▶ [Directions] Reproduce every line of the listing below verbatim.

▶ [Dataset entries]
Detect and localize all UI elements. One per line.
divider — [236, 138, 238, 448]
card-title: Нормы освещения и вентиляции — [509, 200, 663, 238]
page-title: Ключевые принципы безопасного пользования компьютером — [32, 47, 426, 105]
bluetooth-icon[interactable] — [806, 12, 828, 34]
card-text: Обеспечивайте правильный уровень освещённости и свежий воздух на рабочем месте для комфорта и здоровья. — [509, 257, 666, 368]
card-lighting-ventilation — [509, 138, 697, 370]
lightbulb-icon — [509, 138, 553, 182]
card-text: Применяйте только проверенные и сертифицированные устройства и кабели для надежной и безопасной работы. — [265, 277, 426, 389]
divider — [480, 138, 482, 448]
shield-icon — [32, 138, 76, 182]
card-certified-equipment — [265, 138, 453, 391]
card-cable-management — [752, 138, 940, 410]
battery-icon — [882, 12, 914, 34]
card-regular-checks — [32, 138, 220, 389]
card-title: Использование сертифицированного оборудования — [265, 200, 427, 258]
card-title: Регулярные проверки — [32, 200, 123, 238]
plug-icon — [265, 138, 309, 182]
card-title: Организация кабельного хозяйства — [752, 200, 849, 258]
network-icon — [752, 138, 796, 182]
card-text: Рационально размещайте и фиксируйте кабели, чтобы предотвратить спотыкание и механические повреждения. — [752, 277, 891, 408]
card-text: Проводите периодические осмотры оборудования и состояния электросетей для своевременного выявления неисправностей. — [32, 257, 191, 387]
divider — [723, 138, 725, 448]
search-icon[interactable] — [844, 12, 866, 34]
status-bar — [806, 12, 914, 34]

▶ [Solution to the problem]
Detect and localize all UI elements. One per line.
divider — [236, 138, 238, 448]
card-title: Нормы освещения и вентиляции — [509, 200, 663, 238]
page-title: Ключевые принципы безопасного пользования компьютером — [32, 47, 426, 105]
bluetooth-icon[interactable] — [806, 12, 828, 34]
card-text: Обеспечивайте правильный уровень освещённости и свежий воздух на рабочем месте для комфорта и здоровья. — [509, 257, 666, 368]
card-lighting-ventilation — [509, 138, 697, 370]
lightbulb-icon — [509, 138, 553, 182]
card-text: Применяйте только проверенные и сертифицированные устройства и кабели для надежной и безопасной работы. — [265, 277, 426, 389]
divider — [480, 138, 482, 448]
shield-icon — [32, 138, 76, 182]
card-certified-equipment — [265, 138, 453, 391]
card-cable-management — [752, 138, 940, 410]
battery-icon — [882, 12, 914, 34]
card-regular-checks — [32, 138, 220, 389]
card-title: Использование сертифицированного оборудования — [265, 200, 427, 258]
card-title: Регулярные проверки — [32, 200, 123, 238]
plug-icon — [265, 138, 309, 182]
card-title: Организация кабельного хозяйства — [752, 200, 849, 258]
network-icon — [752, 138, 796, 182]
card-text: Рационально размещайте и фиксируйте кабели, чтобы предотвратить спотыкание и механические повреждения. — [752, 277, 891, 408]
card-text: Проводите периодические осмотры оборудования и состояния электросетей для своевременного выявления неисправностей. — [32, 257, 191, 387]
divider — [723, 138, 725, 448]
search-icon[interactable] — [844, 12, 866, 34]
status-bar — [806, 12, 914, 34]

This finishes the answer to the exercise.